Here are some records; quote them exactly, leaving out the pictures.
START
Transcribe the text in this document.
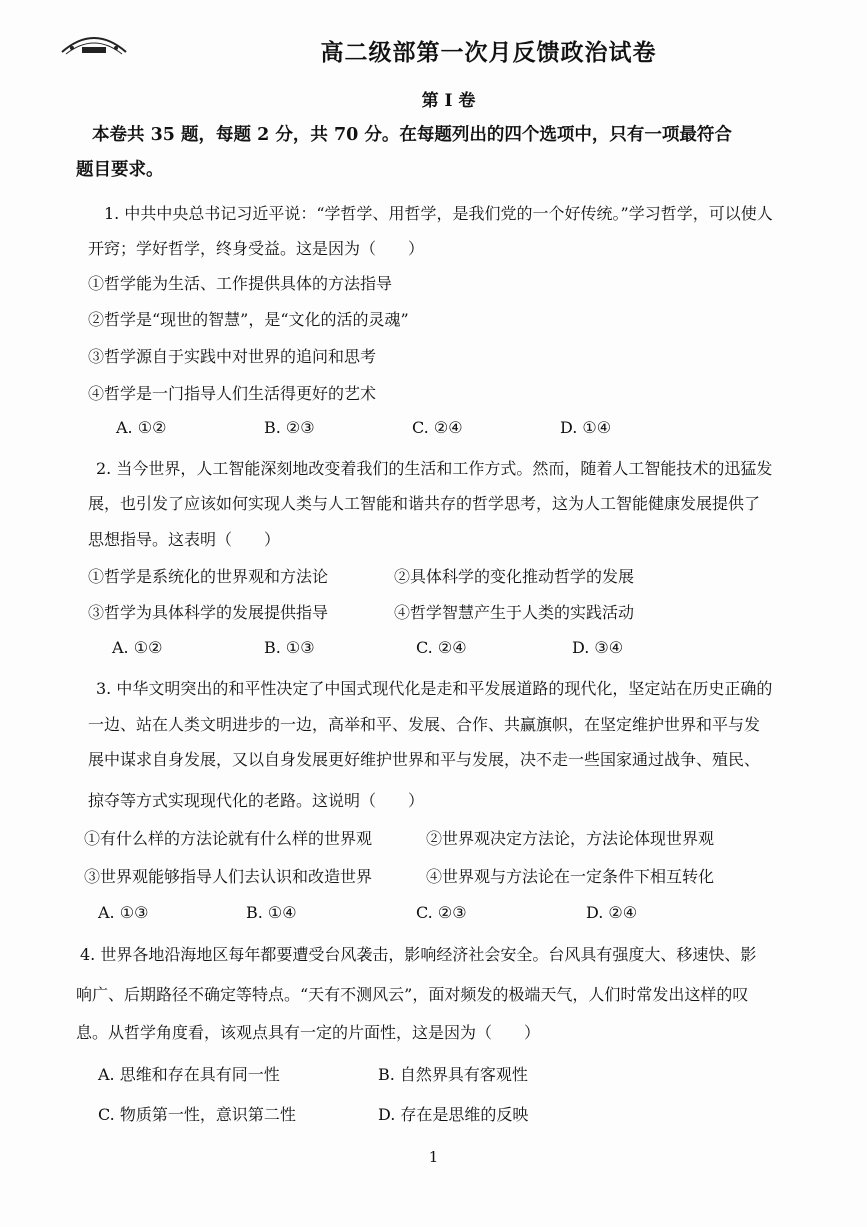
高二级部第一次月反馈政治试卷
第 I 卷
本卷共 35 题，每题 2 分，共 70 分。在每题列出的四个选项中，只有一项最符合
题目要求。
1. 中共中央总书记习近平说：“学哲学、用哲学，是我们党的一个好传统。”学习哲学，可以使人
开窍；学好哲学，终身受益。这是因为（　　）
①哲学能为生活、工作提供具体的方法指导
②哲学是“现世的智慧”，是“文化的活的灵魂”
③哲学源自于实践中对世界的追问和思考
④哲学是一门指导人们生活得更好的艺术
A. ①②	B. ②③	C. ②④	D. ①④
2. 当今世界，人工智能深刻地改变着我们的生活和工作方式。然而，随着人工智能技术的迅猛发
展，也引发了应该如何实现人类与人工智能和谐共存的哲学思考，这为人工智能健康发展提供了
思想指导。这表明（　　）
①哲学是系统化的世界观和方法论	②具体科学的变化推动哲学的发展
③哲学为具体科学的发展提供指导	④哲学智慧产生于人类的实践活动
A. ①②	B. ①③	C. ②④	D. ③④
3. 中华文明突出的和平性决定了中国式现代化是走和平发展道路的现代化，坚定站在历史正确的
一边、站在人类文明进步的一边，高举和平、发展、合作、共赢旗帜，在坚定维护世界和平与发
展中谋求自身发展，又以自身发展更好维护世界和平与发展，决不走一些国家通过战争、殖民、
掠夺等方式实现现代化的老路。这说明（　　）
①有什么样的方法论就有什么样的世界观	②世界观决定方法论，方法论体现世界观
③世界观能够指导人们去认识和改造世界	④世界观与方法论在一定条件下相互转化
A. ①③	B. ①④	C. ②③	D. ②④
4. 世界各地沿海地区每年都要遭受台风袭击，影响经济社会安全。台风具有强度大、移速快、影
响广、后期路径不确定等特点。“天有不测风云”，面对频发的极端天气，人们时常发出这样的叹
息。从哲学角度看，该观点具有一定的片面性，这是因为（　　）
A. 思维和存在具有同一性	B. 自然界具有客观性
C. 物质第一性，意识第二性	D. 存在是思维的反映
1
END
- WORKED ANSWER
Transcribe the text in this document.
高二级部第一次月反馈政治试卷
第 I 卷
本卷共 35 题，每题 2 分，共 70 分。在每题列出的四个选项中，只有一项最符合
题目要求。
1. 中共中央总书记习近平说：“学哲学、用哲学，是我们党的一个好传统。”学习哲学，可以使人
开窍；学好哲学，终身受益。这是因为（　　）
①哲学能为生活、工作提供具体的方法指导
②哲学是“现世的智慧”，是“文化的活的灵魂”
③哲学源自于实践中对世界的追问和思考
④哲学是一门指导人们生活得更好的艺术
A. ①②	B. ②③	C. ②④	D. ①④
2. 当今世界，人工智能深刻地改变着我们的生活和工作方式。然而，随着人工智能技术的迅猛发
展，也引发了应该如何实现人类与人工智能和谐共存的哲学思考，这为人工智能健康发展提供了
思想指导。这表明（　　）
①哲学是系统化的世界观和方法论	②具体科学的变化推动哲学的发展
③哲学为具体科学的发展提供指导	④哲学智慧产生于人类的实践活动
A. ①②	B. ①③	C. ②④	D. ③④
3. 中华文明突出的和平性决定了中国式现代化是走和平发展道路的现代化，坚定站在历史正确的
一边、站在人类文明进步的一边，高举和平、发展、合作、共赢旗帜，在坚定维护世界和平与发
展中谋求自身发展，又以自身发展更好维护世界和平与发展，决不走一些国家通过战争、殖民、
掠夺等方式实现现代化的老路。这说明（　　）
①有什么样的方法论就有什么样的世界观	②世界观决定方法论，方法论体现世界观
③世界观能够指导人们去认识和改造世界	④世界观与方法论在一定条件下相互转化
A. ①③	B. ①④	C. ②③	D. ②④
4. 世界各地沿海地区每年都要遭受台风袭击，影响经济社会安全。台风具有强度大、移速快、影
响广、后期路径不确定等特点。“天有不测风云”，面对频发的极端天气，人们时常发出这样的叹
息。从哲学角度看，该观点具有一定的片面性，这是因为（　　）
A. 思维和存在具有同一性	B. 自然界具有客观性
C. 物质第一性，意识第二性	D. 存在是思维的反映
1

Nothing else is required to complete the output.